* **Records from a collection of figures**
* * *
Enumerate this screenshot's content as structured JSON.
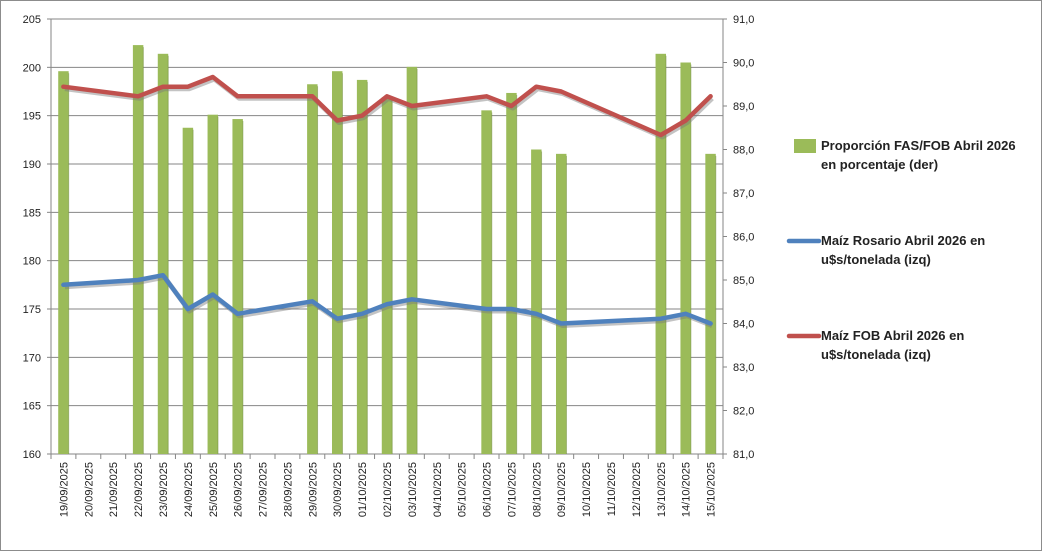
{
  "chart_data": {
    "type": "line",
    "categories": [
      "19/09/2025",
      "20/09/2025",
      "21/09/2025",
      "22/09/2025",
      "23/09/2025",
      "24/09/2025",
      "25/09/2025",
      "26/09/2025",
      "27/09/2025",
      "28/09/2025",
      "29/09/2025",
      "30/09/2025",
      "01/10/2025",
      "02/10/2025",
      "03/10/2025",
      "04/10/2025",
      "05/10/2025",
      "06/10/2025",
      "07/10/2025",
      "08/10/2025",
      "09/10/2025",
      "10/10/2025",
      "11/10/2025",
      "12/10/2025",
      "13/10/2025",
      "14/10/2025",
      "15/10/2025"
    ],
    "y_left": {
      "min": 160,
      "max": 205,
      "step": 5,
      "ticks": [
        "160",
        "165",
        "170",
        "175",
        "180",
        "185",
        "190",
        "195",
        "200",
        "205"
      ]
    },
    "y_right": {
      "min": 81,
      "max": 91,
      "step": 1,
      "ticks": [
        "81,0",
        "82,0",
        "83,0",
        "84,0",
        "85,0",
        "86,0",
        "87,0",
        "88,0",
        "89,0",
        "90,0",
        "91,0"
      ]
    },
    "grid": "horizontal",
    "legend_position": "right",
    "series": [
      {
        "name": "Proporción FAS/FOB Abril 2026 en porcentaje (der)",
        "legend_lines": [
          "Proporción FAS/FOB Abril 2026",
          "en porcentaje (der)"
        ],
        "type": "bar",
        "axis": "right",
        "color": "#9BBB59",
        "values": [
          89.8,
          null,
          null,
          90.4,
          90.2,
          88.5,
          88.8,
          88.7,
          null,
          null,
          89.5,
          89.8,
          89.6,
          89.2,
          89.9,
          null,
          null,
          88.9,
          89.3,
          88.0,
          87.9,
          null,
          null,
          null,
          90.2,
          90.0,
          87.9
        ]
      },
      {
        "name": "Maíz Rosario Abril 2026 en u$s/tonelada (izq)",
        "legend_lines": [
          "Maíz Rosario Abril 2026 en",
          "u$s/tonelada (izq)"
        ],
        "type": "line",
        "axis": "left",
        "color": "#4F81BD",
        "values": [
          177.5,
          null,
          null,
          178.0,
          178.5,
          175.0,
          176.5,
          174.5,
          null,
          null,
          175.8,
          174.0,
          174.5,
          175.5,
          176.0,
          null,
          null,
          175.0,
          175.0,
          174.5,
          173.5,
          null,
          null,
          null,
          174.0,
          174.5,
          173.5
        ]
      },
      {
        "name": "Maíz FOB Abril 2026 en u$s/tonelada (izq)",
        "legend_lines": [
          "Maíz FOB Abril 2026 en",
          "u$s/tonelada (izq)"
        ],
        "type": "line",
        "axis": "left",
        "color": "#C0504D",
        "values": [
          198.0,
          null,
          null,
          197.0,
          198.0,
          198.0,
          199.0,
          197.0,
          null,
          null,
          197.0,
          194.5,
          195.0,
          197.0,
          196.0,
          null,
          null,
          197.0,
          196.0,
          198.0,
          197.5,
          null,
          null,
          null,
          193.0,
          194.5,
          197.0
        ]
      }
    ]
  }
}
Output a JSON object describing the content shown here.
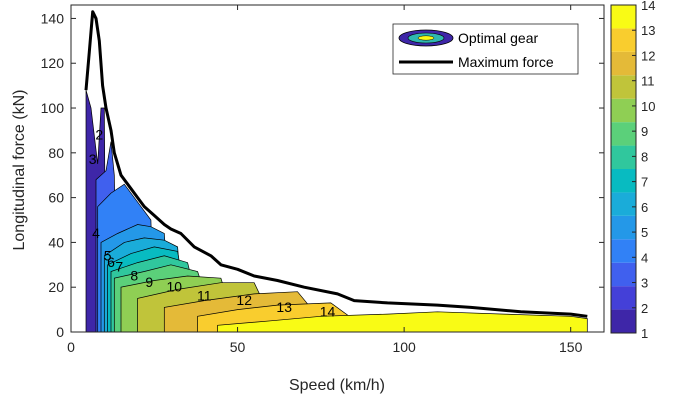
{
  "chart_data": {
    "type": "contour",
    "xlabel": "Speed (km/h)",
    "ylabel": "Longitudinal force (kN)",
    "xlim": [
      0,
      160
    ],
    "ylim": [
      0,
      146
    ],
    "x_ticks": [
      0,
      50,
      100,
      150
    ],
    "y_ticks": [
      0,
      20,
      40,
      60,
      80,
      100,
      120,
      140
    ],
    "grid": false,
    "legend": {
      "placement": "top-right",
      "entries": [
        "Optimal gear",
        "Maximum force"
      ]
    },
    "colorbar": {
      "min": 1,
      "max": 14,
      "ticks": [
        1,
        2,
        3,
        4,
        5,
        6,
        7,
        8,
        9,
        10,
        11,
        12,
        13,
        14
      ],
      "colors": [
        "#3e26a8",
        "#4440d8",
        "#4060ee",
        "#3181f6",
        "#2498e8",
        "#1aacd9",
        "#08bbc1",
        "#30c79d",
        "#5bd07a",
        "#8fcf54",
        "#c0c43a",
        "#e4ba38",
        "#f9cd2e",
        "#f9fb15"
      ]
    },
    "contour_labels": [
      {
        "text": "2",
        "x": 8.5,
        "y": 86
      },
      {
        "text": "3",
        "x": 6.5,
        "y": 75
      },
      {
        "text": "4",
        "x": 7.5,
        "y": 42
      },
      {
        "text": "5",
        "x": 11,
        "y": 32
      },
      {
        "text": "6",
        "x": 12,
        "y": 29
      },
      {
        "text": "7",
        "x": 14.5,
        "y": 27
      },
      {
        "text": "8",
        "x": 19,
        "y": 23
      },
      {
        "text": "9",
        "x": 23.5,
        "y": 20
      },
      {
        "text": "10",
        "x": 31,
        "y": 18
      },
      {
        "text": "11",
        "x": 40,
        "y": 14
      },
      {
        "text": "12",
        "x": 52,
        "y": 12
      },
      {
        "text": "13",
        "x": 64,
        "y": 9
      },
      {
        "text": "14",
        "x": 77,
        "y": 7
      }
    ],
    "series": [
      {
        "name": "Maximum force",
        "type": "line",
        "color": "#000000",
        "points": [
          [
            4.5,
            108
          ],
          [
            5.5,
            125
          ],
          [
            6.5,
            143
          ],
          [
            7.5,
            140
          ],
          [
            8.5,
            130
          ],
          [
            9.5,
            110
          ],
          [
            10.5,
            100
          ],
          [
            12,
            90
          ],
          [
            13,
            80
          ],
          [
            15,
            70
          ],
          [
            18,
            64
          ],
          [
            20,
            60
          ],
          [
            22,
            56
          ],
          [
            25,
            52
          ],
          [
            28,
            48
          ],
          [
            30,
            46
          ],
          [
            33,
            44
          ],
          [
            37,
            38
          ],
          [
            42,
            34
          ],
          [
            45,
            30
          ],
          [
            50,
            28
          ],
          [
            55,
            25
          ],
          [
            62,
            23
          ],
          [
            70,
            20
          ],
          [
            80,
            17
          ],
          [
            85,
            14
          ],
          [
            95,
            13
          ],
          [
            110,
            12
          ],
          [
            120,
            11
          ],
          [
            135,
            9
          ],
          [
            150,
            8
          ],
          [
            155,
            7
          ]
        ]
      }
    ],
    "filled_levels": [
      {
        "level": 1,
        "points": [
          [
            4.5,
            0
          ],
          [
            4.5,
            108
          ],
          [
            6,
            100
          ],
          [
            8,
            75
          ],
          [
            9,
            100
          ],
          [
            10,
            100
          ],
          [
            10.5,
            0
          ]
        ]
      },
      {
        "level": 3,
        "points": [
          [
            7.5,
            0
          ],
          [
            7.5,
            68
          ],
          [
            10.5,
            72
          ],
          [
            12,
            85
          ],
          [
            13,
            70
          ],
          [
            14,
            0
          ]
        ]
      },
      {
        "level": 4,
        "points": [
          [
            8,
            0
          ],
          [
            8,
            56
          ],
          [
            12,
            62
          ],
          [
            16,
            66
          ],
          [
            20,
            58
          ],
          [
            24,
            50
          ],
          [
            25,
            0
          ]
        ]
      },
      {
        "level": 5,
        "points": [
          [
            9,
            0
          ],
          [
            9,
            40
          ],
          [
            14,
            44
          ],
          [
            20,
            48
          ],
          [
            24,
            47
          ],
          [
            28,
            44
          ],
          [
            30,
            0
          ]
        ]
      },
      {
        "level": 6,
        "points": [
          [
            10,
            0
          ],
          [
            10,
            34
          ],
          [
            16,
            40
          ],
          [
            22,
            42
          ],
          [
            28,
            41
          ],
          [
            32,
            38
          ],
          [
            34,
            0
          ]
        ]
      },
      {
        "level": 7,
        "points": [
          [
            11,
            0
          ],
          [
            11,
            30
          ],
          [
            18,
            35
          ],
          [
            25,
            38
          ],
          [
            32,
            36
          ],
          [
            36,
            0
          ]
        ]
      },
      {
        "level": 8,
        "points": [
          [
            12,
            0
          ],
          [
            12,
            27
          ],
          [
            20,
            31
          ],
          [
            28,
            34
          ],
          [
            35,
            31
          ],
          [
            40,
            0
          ]
        ]
      },
      {
        "level": 9,
        "points": [
          [
            13,
            0
          ],
          [
            13,
            24
          ],
          [
            22,
            27
          ],
          [
            30,
            30
          ],
          [
            38,
            27
          ],
          [
            44,
            0
          ]
        ]
      },
      {
        "level": 10,
        "points": [
          [
            15,
            0
          ],
          [
            15,
            20
          ],
          [
            25,
            23
          ],
          [
            35,
            25
          ],
          [
            45,
            24
          ],
          [
            50,
            0
          ]
        ]
      },
      {
        "level": 11,
        "points": [
          [
            20,
            0
          ],
          [
            20,
            15
          ],
          [
            32,
            19
          ],
          [
            45,
            22
          ],
          [
            55,
            22
          ],
          [
            62,
            0
          ]
        ]
      },
      {
        "level": 12,
        "points": [
          [
            28,
            0
          ],
          [
            28,
            11
          ],
          [
            40,
            14
          ],
          [
            55,
            17
          ],
          [
            68,
            18
          ],
          [
            78,
            0
          ]
        ]
      },
      {
        "level": 13,
        "points": [
          [
            38,
            0
          ],
          [
            38,
            7
          ],
          [
            50,
            10
          ],
          [
            62,
            12
          ],
          [
            78,
            13
          ],
          [
            90,
            0
          ]
        ]
      },
      {
        "level": 14,
        "points": [
          [
            44,
            0
          ],
          [
            44,
            3
          ],
          [
            60,
            5
          ],
          [
            75,
            7
          ],
          [
            95,
            8
          ],
          [
            110,
            9
          ],
          [
            130,
            8
          ],
          [
            150,
            7
          ],
          [
            155,
            6
          ],
          [
            155,
            0
          ]
        ]
      }
    ]
  }
}
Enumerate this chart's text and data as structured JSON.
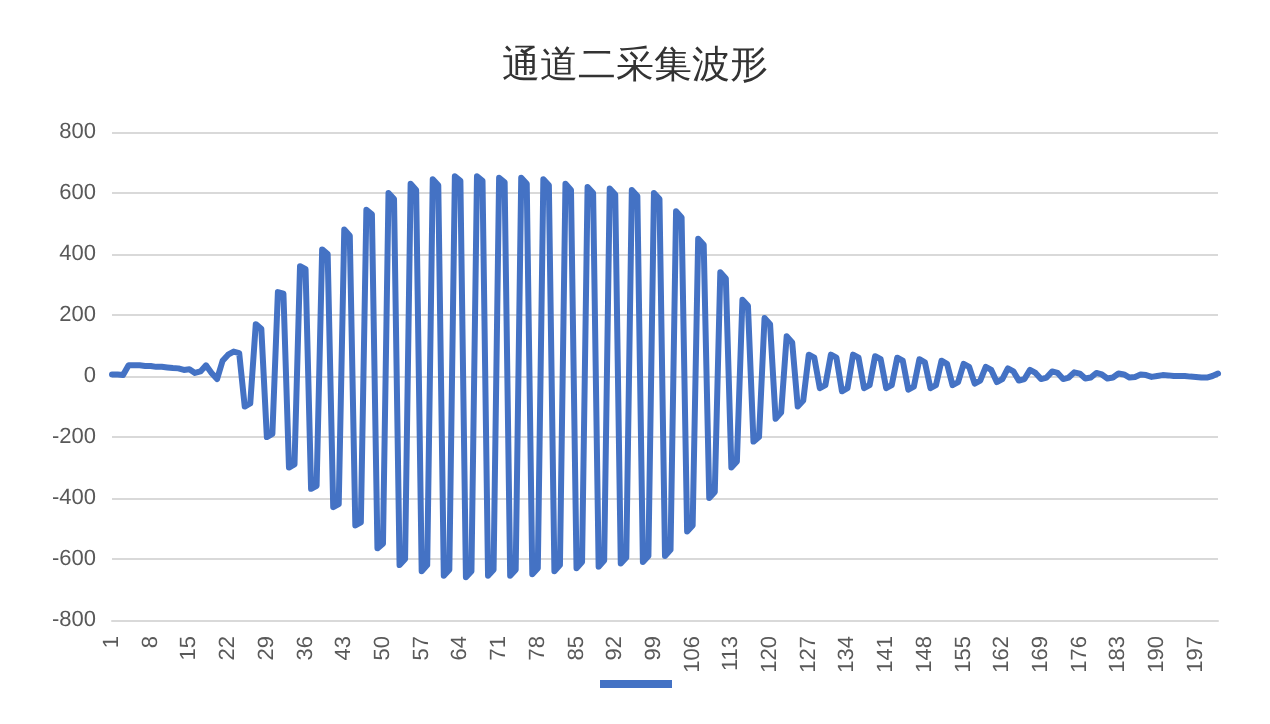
{
  "chart_data": {
    "type": "line",
    "title": "通道二采集波形",
    "categories": [
      "1",
      null,
      null,
      null,
      null,
      null,
      null,
      "8",
      null,
      null,
      null,
      null,
      null,
      null,
      "15",
      null,
      null,
      null,
      null,
      null,
      null,
      "22",
      null,
      null,
      null,
      null,
      null,
      null,
      "29",
      null,
      null,
      null,
      null,
      null,
      null,
      "36",
      null,
      null,
      null,
      null,
      null,
      null,
      "43",
      null,
      null,
      null,
      null,
      null,
      null,
      "50",
      null,
      null,
      null,
      null,
      null,
      null,
      "57",
      null,
      null,
      null,
      null,
      null,
      null,
      "64",
      null,
      null,
      null,
      null,
      null,
      null,
      "71",
      null,
      null,
      null,
      null,
      null,
      null,
      "78",
      null,
      null,
      null,
      null,
      null,
      null,
      "85",
      null,
      null,
      null,
      null,
      null,
      null,
      "92",
      null,
      null,
      null,
      null,
      null,
      null,
      "99",
      null,
      null,
      null,
      null,
      null,
      null,
      "106",
      null,
      null,
      null,
      null,
      null,
      null,
      "113",
      null,
      null,
      null,
      null,
      null,
      null,
      "120",
      null,
      null,
      null,
      null,
      null,
      null,
      "127",
      null,
      null,
      null,
      null,
      null,
      null,
      "134",
      null,
      null,
      null,
      null,
      null,
      null,
      "141",
      null,
      null,
      null,
      null,
      null,
      null,
      "148",
      null,
      null,
      null,
      null,
      null,
      null,
      "155",
      null,
      null,
      null,
      null,
      null,
      null,
      "162",
      null,
      null,
      null,
      null,
      null,
      null,
      "169",
      null,
      null,
      null,
      null,
      null,
      null,
      "176",
      null,
      null,
      null,
      null,
      null,
      null,
      "183",
      null,
      null,
      null,
      null,
      null,
      null,
      "190",
      null,
      null,
      null,
      null,
      null,
      null,
      "197",
      null,
      null,
      null,
      null
    ],
    "series": [
      {
        "color": "#4472c4",
        "values": [
          5,
          5,
          3,
          35,
          35,
          35,
          33,
          33,
          30,
          30,
          28,
          26,
          25,
          20,
          22,
          10,
          15,
          35,
          10,
          -10,
          50,
          70,
          80,
          75,
          -100,
          -90,
          170,
          155,
          -200,
          -190,
          275,
          270,
          -300,
          -290,
          360,
          350,
          -370,
          -360,
          415,
          400,
          -430,
          -420,
          480,
          460,
          -490,
          -480,
          545,
          530,
          -565,
          -550,
          600,
          580,
          -620,
          -600,
          630,
          610,
          -640,
          -620,
          645,
          625,
          -655,
          -635,
          655,
          640,
          -660,
          -640,
          655,
          640,
          -655,
          -635,
          650,
          635,
          -655,
          -635,
          650,
          630,
          -650,
          -630,
          645,
          625,
          -640,
          -620,
          630,
          610,
          -630,
          -610,
          620,
          600,
          -625,
          -605,
          615,
          595,
          -615,
          -595,
          610,
          590,
          -610,
          -590,
          600,
          580,
          -590,
          -570,
          540,
          520,
          -510,
          -490,
          450,
          430,
          -400,
          -380,
          340,
          320,
          -300,
          -280,
          250,
          230,
          -215,
          -200,
          190,
          170,
          -140,
          -120,
          130,
          110,
          -100,
          -80,
          70,
          60,
          -40,
          -30,
          70,
          60,
          -50,
          -40,
          70,
          60,
          -40,
          -30,
          65,
          55,
          -40,
          -30,
          60,
          50,
          -45,
          -35,
          55,
          45,
          -40,
          -30,
          50,
          40,
          -30,
          -20,
          40,
          30,
          -25,
          -15,
          30,
          20,
          -20,
          -10,
          25,
          15,
          -15,
          -10,
          20,
          10,
          -10,
          -5,
          15,
          10,
          -10,
          -5,
          12,
          8,
          -8,
          -5,
          10,
          5,
          -8,
          -5,
          8,
          5,
          -5,
          -3,
          5,
          3,
          -3,
          0,
          3,
          2,
          0,
          0,
          0,
          -2,
          -3,
          -5,
          -5,
          0,
          8
        ]
      }
    ],
    "ylim": [
      -800,
      800
    ],
    "yticks": [
      -800,
      -600,
      -400,
      -200,
      0,
      200,
      400,
      600,
      800
    ],
    "grid": "y",
    "marker": "none",
    "line_style": "solid"
  }
}
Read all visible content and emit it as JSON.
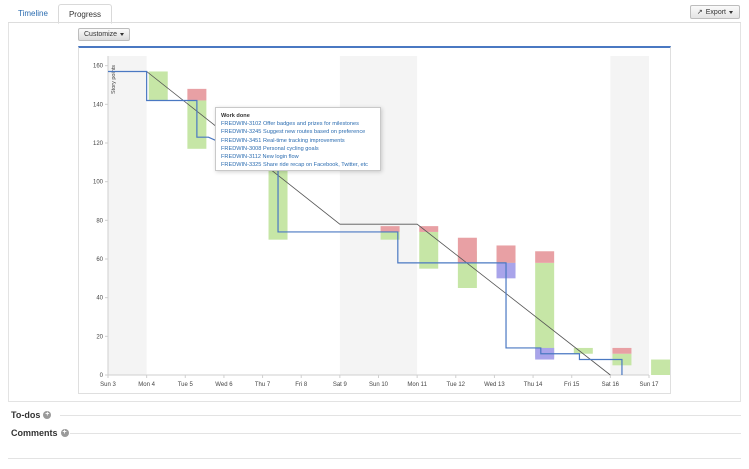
{
  "tabs": [
    {
      "label": "Timeline",
      "active": false
    },
    {
      "label": "Progress",
      "active": true
    }
  ],
  "toolbar": {
    "export_label": "Export",
    "customize_label": "Customize"
  },
  "tooltip": {
    "title": "Work done",
    "items": [
      "FREDWIN-3102 Offer badges and prizes for milestones",
      "FREDWIN-3245 Suggest new routes based on preference",
      "FREDWIN-3451 Real-time tracking improvements",
      "FREDWIN-3008 Personal cycling goals",
      "FREDWIN-3112 New login flow",
      "FREDWIN-3325 Share ride recap on Facebook, Twitter, etc"
    ]
  },
  "sections": {
    "todos": "To-dos",
    "comments": "Comments"
  },
  "colors": {
    "accent": "#4a78c2",
    "scope_added": "#e8a0a4",
    "work_done": "#c6e6a6",
    "scope_removed": "#a9a4ea",
    "guideline": "#555555",
    "remaining": "#4a78c2",
    "weekend": "#f4f4f4"
  },
  "chart_data": {
    "type": "line",
    "title": "",
    "xlabel": "",
    "ylabel": "Story points",
    "ylim": [
      0,
      165
    ],
    "categories": [
      "Sun 3",
      "Mon 4",
      "Tue 5",
      "Wed 6",
      "Thu 7",
      "Fri 8",
      "Sat 9",
      "Sun 10",
      "Mon 11",
      "Tue 12",
      "Wed 13",
      "Thu 14",
      "Fri 15",
      "Sat 16",
      "Sun 17"
    ],
    "yticks": [
      0,
      20,
      40,
      60,
      80,
      100,
      120,
      140,
      160
    ],
    "weekend_bands": [
      [
        0,
        1
      ],
      [
        6,
        8
      ],
      [
        13,
        14
      ]
    ],
    "guideline": [
      [
        0,
        157
      ],
      [
        1,
        157
      ],
      [
        6,
        78
      ],
      [
        8,
        78
      ],
      [
        13,
        0
      ]
    ],
    "remaining": [
      [
        0,
        157
      ],
      [
        1,
        157
      ],
      [
        1,
        142
      ],
      [
        2.3,
        142
      ],
      [
        2.3,
        123
      ],
      [
        2.6,
        123
      ],
      [
        4.4,
        107
      ],
      [
        4.4,
        74
      ],
      [
        7.5,
        74
      ],
      [
        7.5,
        58
      ],
      [
        10.3,
        58
      ],
      [
        10.3,
        14
      ],
      [
        11.2,
        14
      ],
      [
        11.2,
        11
      ],
      [
        12.2,
        11
      ],
      [
        12.2,
        8
      ],
      [
        13,
        8
      ],
      [
        13.3,
        8
      ],
      [
        13.3,
        0
      ]
    ],
    "work_done": [
      {
        "x": 1.3,
        "from": 157,
        "to": 142
      },
      {
        "x": 2.3,
        "from": 142,
        "to": 117
      },
      {
        "x": 4.4,
        "from": 107,
        "to": 70
      },
      {
        "x": 7.3,
        "from": 74,
        "to": 70
      },
      {
        "x": 8.3,
        "from": 74,
        "to": 55
      },
      {
        "x": 9.3,
        "from": 64,
        "to": 45
      },
      {
        "x": 10.3,
        "from": 60,
        "to": 53
      },
      {
        "x": 11.3,
        "from": 58,
        "to": 9
      },
      {
        "x": 12.3,
        "from": 14,
        "to": 11
      },
      {
        "x": 13.3,
        "from": 11,
        "to": 5
      },
      {
        "x": 14.3,
        "from": 8,
        "to": 0
      }
    ],
    "scope_added": [
      {
        "x": 2.3,
        "from": 142,
        "to": 148
      },
      {
        "x": 7.3,
        "from": 74,
        "to": 77
      },
      {
        "x": 8.3,
        "from": 74,
        "to": 77
      },
      {
        "x": 9.3,
        "from": 58,
        "to": 71
      },
      {
        "x": 10.3,
        "from": 58,
        "to": 67
      },
      {
        "x": 11.3,
        "from": 58,
        "to": 64
      },
      {
        "x": 13.3,
        "from": 11,
        "to": 14
      }
    ],
    "scope_removed": [
      {
        "x": 10.3,
        "from": 58,
        "to": 50
      },
      {
        "x": 11.3,
        "from": 14,
        "to": 8
      }
    ]
  }
}
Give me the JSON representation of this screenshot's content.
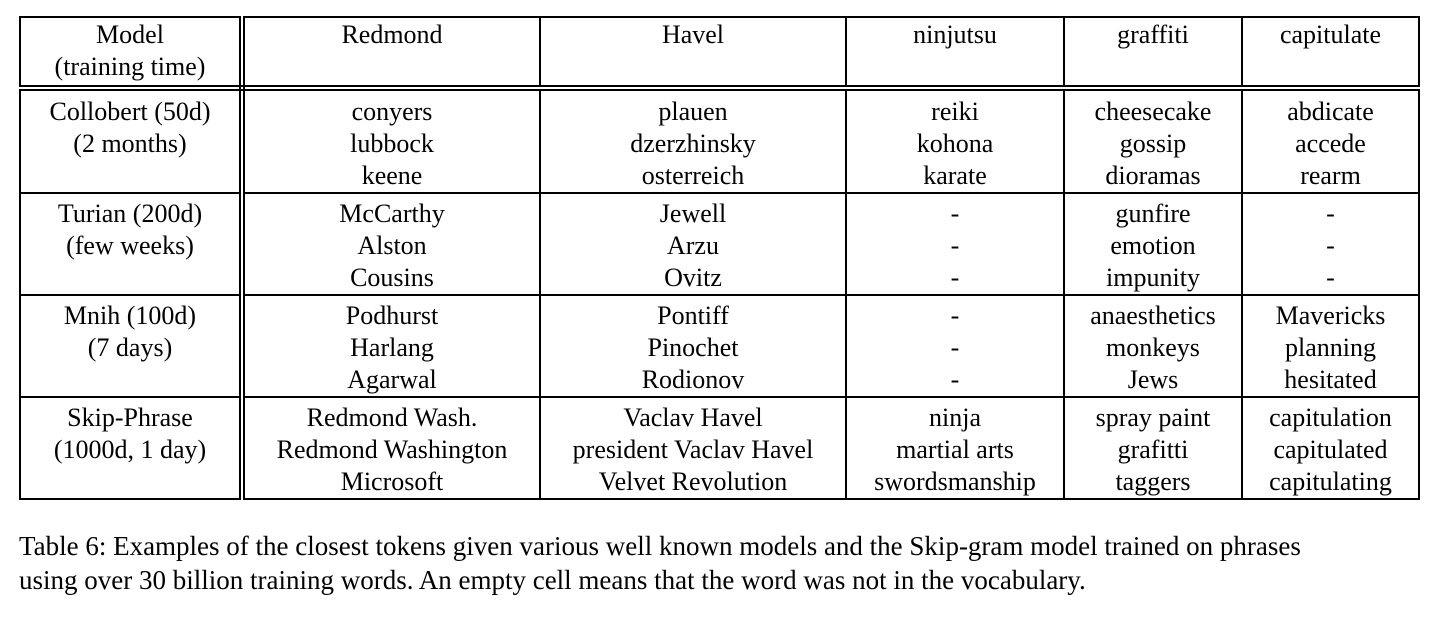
* * *
* **EXERCISE PROMPT**
Where a line in the entries holds the word "Maíz", copy that line.

* **SOLUTION TO THIS TASK**
        "name": "Maíz Rosario Abril 2026 en u$s/tonelada (izq)",
          "Maíz Rosario Abril 2026 en",
        "name": "Maíz FOB Abril 2026 en u$s/tonelada (izq)",
          "Maíz FOB Abril 2026 en",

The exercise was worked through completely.